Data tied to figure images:

.....

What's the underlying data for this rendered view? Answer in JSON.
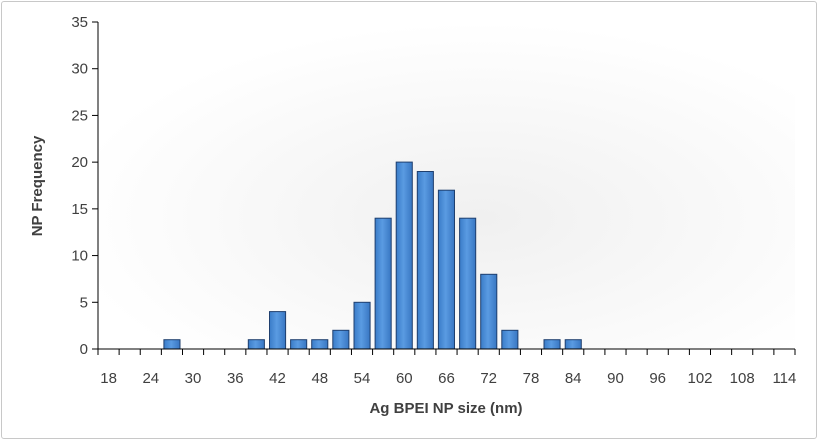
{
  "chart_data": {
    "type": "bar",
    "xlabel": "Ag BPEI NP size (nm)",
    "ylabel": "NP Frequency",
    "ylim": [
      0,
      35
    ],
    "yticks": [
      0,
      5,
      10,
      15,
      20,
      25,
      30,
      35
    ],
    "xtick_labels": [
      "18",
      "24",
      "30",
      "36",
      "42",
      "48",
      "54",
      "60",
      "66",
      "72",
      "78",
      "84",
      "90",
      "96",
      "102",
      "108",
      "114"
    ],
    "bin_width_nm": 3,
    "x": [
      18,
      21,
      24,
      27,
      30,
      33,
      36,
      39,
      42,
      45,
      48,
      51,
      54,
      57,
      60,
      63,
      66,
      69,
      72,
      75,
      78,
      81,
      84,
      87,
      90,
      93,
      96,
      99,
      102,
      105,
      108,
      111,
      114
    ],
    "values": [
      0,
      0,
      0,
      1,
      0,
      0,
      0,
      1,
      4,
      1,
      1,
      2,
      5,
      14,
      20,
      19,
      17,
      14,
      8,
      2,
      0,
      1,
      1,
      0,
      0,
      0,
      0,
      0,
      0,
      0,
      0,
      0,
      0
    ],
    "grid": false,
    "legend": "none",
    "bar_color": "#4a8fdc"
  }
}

.....

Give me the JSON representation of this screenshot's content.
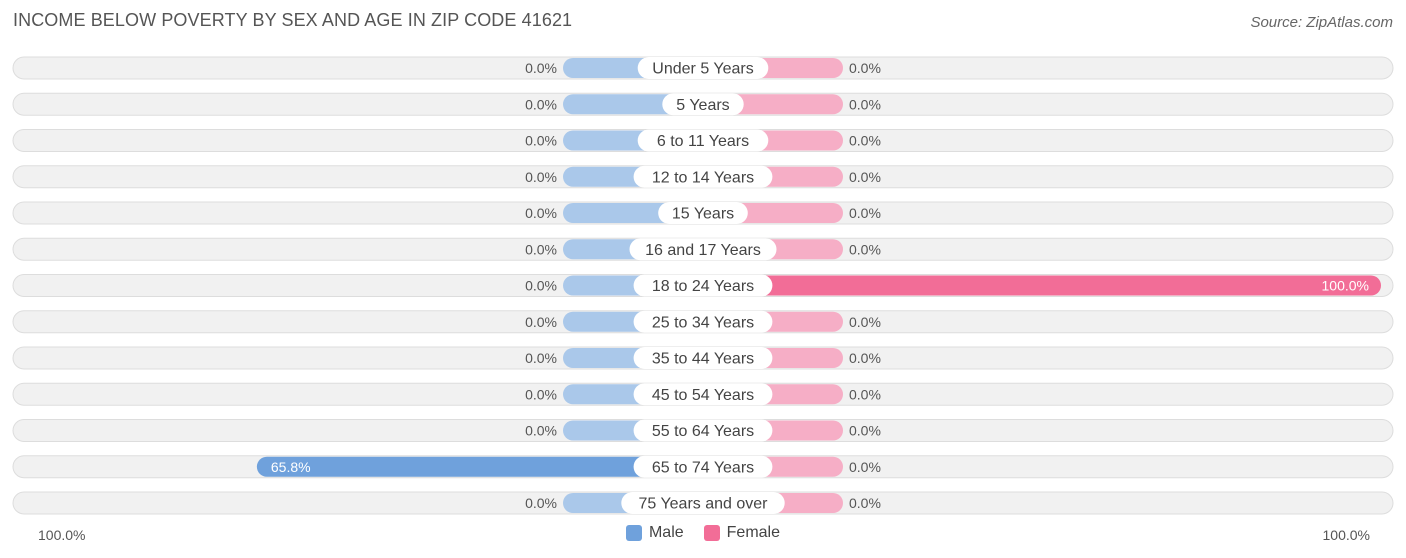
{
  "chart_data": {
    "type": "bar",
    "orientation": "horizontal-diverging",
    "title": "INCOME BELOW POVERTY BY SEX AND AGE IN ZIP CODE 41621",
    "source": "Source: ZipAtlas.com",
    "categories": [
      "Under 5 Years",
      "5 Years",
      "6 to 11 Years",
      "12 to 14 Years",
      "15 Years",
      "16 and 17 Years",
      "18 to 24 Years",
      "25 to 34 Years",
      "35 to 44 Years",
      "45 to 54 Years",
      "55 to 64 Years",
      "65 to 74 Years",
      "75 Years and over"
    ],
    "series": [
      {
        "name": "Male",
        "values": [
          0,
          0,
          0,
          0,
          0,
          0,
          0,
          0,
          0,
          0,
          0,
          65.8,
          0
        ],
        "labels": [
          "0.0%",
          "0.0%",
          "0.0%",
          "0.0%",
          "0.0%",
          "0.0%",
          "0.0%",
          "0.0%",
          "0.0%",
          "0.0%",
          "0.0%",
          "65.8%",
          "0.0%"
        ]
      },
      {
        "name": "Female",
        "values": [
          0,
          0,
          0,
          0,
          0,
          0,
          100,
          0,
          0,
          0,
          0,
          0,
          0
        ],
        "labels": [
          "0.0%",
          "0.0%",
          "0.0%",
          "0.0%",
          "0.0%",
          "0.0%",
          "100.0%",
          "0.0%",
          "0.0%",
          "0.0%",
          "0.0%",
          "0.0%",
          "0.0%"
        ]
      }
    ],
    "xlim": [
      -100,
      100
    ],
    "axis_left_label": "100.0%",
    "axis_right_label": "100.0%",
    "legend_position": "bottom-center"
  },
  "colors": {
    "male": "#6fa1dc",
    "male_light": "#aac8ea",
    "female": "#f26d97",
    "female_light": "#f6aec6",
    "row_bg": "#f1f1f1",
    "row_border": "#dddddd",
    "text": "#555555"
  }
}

.....

» **Task objective**
Using the listing above, show every line that includes the string "JSON".

» **Expected answer**
What's the underlying data for this rendered view? Answer in JSON.
Give me the JSON representation of this screenshot's content.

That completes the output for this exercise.